Figure dataset records:
═══
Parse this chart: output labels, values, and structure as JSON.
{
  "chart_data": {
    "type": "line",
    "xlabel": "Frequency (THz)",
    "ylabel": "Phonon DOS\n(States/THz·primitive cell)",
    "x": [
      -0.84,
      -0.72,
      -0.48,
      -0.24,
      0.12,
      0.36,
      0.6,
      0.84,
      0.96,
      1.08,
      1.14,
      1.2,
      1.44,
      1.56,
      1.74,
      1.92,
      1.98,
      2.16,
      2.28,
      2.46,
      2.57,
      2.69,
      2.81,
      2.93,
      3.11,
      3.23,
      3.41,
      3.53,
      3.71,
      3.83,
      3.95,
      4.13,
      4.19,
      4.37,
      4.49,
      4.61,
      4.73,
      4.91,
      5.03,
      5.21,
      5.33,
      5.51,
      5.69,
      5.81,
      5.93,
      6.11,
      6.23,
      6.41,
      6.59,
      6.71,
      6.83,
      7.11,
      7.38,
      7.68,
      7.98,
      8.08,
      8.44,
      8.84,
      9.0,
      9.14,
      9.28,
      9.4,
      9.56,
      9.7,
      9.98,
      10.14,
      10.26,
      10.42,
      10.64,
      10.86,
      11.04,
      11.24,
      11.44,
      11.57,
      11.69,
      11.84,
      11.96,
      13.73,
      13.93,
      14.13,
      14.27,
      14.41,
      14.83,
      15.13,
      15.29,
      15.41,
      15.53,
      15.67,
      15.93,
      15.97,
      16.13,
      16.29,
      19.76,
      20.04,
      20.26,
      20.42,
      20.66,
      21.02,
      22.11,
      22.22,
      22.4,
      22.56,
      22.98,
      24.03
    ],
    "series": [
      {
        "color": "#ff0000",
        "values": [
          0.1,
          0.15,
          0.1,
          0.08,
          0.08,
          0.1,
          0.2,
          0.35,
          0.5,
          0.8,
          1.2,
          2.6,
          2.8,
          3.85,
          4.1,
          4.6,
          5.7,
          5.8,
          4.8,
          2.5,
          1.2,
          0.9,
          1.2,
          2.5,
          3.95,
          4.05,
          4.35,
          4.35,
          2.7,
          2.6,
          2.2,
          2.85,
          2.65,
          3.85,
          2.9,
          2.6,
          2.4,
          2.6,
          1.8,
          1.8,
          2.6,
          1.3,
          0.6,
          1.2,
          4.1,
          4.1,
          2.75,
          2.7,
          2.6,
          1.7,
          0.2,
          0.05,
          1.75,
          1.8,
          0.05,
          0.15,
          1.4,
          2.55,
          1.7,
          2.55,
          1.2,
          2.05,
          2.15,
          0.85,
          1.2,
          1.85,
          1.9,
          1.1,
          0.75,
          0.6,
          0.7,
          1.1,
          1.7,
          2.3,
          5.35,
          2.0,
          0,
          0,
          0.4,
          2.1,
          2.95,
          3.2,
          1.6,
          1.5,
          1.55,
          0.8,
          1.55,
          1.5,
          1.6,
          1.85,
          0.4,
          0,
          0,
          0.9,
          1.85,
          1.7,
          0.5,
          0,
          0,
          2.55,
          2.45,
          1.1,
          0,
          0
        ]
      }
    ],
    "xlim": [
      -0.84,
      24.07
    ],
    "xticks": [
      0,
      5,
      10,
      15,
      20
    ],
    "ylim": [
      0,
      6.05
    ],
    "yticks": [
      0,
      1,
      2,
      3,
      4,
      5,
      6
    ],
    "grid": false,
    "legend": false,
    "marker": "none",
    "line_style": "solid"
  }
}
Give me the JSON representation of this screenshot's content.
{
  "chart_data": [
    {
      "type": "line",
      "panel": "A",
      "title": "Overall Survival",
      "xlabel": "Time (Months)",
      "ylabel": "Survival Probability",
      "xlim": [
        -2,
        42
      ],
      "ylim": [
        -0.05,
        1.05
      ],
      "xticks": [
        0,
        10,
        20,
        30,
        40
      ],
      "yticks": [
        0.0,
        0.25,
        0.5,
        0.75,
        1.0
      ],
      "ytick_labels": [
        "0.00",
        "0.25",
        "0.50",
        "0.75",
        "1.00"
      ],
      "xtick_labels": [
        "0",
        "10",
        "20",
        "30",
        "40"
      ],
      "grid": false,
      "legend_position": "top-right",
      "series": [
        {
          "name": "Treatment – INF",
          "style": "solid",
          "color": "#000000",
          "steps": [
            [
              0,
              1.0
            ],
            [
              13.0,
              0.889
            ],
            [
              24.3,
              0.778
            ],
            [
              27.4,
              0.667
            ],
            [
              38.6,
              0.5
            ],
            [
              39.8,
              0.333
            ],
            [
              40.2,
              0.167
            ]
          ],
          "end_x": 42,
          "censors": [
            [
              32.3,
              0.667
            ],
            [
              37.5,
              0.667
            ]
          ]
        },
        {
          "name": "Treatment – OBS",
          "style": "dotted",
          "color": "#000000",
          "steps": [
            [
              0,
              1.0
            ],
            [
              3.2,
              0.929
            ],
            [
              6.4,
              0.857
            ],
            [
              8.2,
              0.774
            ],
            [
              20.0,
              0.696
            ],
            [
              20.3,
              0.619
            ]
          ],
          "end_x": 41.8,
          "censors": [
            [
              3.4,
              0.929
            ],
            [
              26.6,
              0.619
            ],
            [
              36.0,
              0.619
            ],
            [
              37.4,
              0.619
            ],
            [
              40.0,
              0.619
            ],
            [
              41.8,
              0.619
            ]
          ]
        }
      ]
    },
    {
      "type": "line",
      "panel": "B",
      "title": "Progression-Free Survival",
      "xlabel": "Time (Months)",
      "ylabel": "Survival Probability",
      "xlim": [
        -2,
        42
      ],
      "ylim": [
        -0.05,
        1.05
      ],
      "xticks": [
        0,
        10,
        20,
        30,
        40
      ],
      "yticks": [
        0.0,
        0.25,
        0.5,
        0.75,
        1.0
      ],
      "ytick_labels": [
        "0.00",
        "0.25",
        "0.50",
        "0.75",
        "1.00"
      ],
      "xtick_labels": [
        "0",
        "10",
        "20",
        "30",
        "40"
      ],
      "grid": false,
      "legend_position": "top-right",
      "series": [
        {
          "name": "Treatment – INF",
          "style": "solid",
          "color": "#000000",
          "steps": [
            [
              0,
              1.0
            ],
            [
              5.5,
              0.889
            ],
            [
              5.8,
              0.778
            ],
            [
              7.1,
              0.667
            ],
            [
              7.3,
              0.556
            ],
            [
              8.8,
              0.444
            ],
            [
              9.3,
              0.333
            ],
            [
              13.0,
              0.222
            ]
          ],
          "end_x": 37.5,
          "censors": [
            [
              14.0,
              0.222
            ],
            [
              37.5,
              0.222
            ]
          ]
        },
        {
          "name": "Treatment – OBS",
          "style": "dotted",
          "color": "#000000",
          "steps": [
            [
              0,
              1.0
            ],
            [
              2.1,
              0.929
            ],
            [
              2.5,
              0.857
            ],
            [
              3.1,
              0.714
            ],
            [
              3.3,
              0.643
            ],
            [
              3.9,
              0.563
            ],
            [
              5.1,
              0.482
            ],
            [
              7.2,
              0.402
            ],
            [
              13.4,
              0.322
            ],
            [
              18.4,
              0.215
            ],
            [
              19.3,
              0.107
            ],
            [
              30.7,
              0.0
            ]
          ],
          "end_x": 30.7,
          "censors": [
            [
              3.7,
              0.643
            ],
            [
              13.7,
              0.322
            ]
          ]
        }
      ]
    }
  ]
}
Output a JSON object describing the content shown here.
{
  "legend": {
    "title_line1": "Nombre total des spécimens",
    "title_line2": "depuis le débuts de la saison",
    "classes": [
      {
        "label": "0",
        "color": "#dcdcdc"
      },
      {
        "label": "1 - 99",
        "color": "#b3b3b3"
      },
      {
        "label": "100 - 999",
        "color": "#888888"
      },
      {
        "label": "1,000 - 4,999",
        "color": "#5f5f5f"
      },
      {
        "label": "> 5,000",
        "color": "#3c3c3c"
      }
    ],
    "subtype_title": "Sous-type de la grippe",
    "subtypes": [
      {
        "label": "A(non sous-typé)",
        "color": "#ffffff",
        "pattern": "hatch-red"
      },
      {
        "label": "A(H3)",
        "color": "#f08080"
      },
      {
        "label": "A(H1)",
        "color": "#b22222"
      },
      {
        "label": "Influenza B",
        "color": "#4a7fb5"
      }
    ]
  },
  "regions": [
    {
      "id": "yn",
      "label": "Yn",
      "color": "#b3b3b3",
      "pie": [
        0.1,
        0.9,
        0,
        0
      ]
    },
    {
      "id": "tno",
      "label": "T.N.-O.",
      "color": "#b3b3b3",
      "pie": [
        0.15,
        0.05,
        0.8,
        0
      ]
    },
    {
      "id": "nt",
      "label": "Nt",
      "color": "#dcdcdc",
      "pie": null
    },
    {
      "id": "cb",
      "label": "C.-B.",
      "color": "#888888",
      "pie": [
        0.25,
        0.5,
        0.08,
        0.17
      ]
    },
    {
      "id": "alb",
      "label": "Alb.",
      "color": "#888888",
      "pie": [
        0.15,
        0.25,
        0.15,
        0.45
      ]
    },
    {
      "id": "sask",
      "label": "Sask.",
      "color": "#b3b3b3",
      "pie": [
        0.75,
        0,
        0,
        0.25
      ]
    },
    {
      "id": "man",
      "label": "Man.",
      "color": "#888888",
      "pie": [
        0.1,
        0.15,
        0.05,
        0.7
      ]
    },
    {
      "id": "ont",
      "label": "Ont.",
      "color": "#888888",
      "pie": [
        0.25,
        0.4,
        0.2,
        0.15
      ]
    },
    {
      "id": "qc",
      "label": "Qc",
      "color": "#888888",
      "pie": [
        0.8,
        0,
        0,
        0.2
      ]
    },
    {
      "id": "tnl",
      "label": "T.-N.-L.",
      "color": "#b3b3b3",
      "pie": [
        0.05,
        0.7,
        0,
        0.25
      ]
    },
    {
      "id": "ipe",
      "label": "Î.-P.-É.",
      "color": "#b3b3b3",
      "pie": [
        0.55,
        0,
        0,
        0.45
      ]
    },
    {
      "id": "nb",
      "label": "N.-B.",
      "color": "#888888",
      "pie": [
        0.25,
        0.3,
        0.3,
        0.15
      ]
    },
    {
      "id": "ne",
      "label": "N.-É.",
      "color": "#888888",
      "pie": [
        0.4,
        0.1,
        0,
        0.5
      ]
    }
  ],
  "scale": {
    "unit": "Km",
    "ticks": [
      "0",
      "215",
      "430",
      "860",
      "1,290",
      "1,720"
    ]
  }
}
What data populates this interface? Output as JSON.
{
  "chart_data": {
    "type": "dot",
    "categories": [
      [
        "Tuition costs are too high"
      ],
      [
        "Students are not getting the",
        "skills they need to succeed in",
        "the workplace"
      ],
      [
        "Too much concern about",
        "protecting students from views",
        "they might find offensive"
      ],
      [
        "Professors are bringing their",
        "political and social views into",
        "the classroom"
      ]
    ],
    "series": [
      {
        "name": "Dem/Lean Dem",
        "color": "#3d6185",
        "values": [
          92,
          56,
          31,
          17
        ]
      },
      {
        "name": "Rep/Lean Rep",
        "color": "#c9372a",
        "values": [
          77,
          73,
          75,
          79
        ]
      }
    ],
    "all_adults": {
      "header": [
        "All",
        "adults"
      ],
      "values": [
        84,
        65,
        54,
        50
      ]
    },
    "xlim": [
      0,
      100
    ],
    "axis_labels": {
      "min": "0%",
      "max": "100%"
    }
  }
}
═══
Copy each line above where the string "JSON" occurs.

Parse this chart: output labels, values, and structure as JSON.
Give me the JSON representation of this screenshot's content.
Output a JSON object describing the content shown here.
What data populates this interface? Output as JSON.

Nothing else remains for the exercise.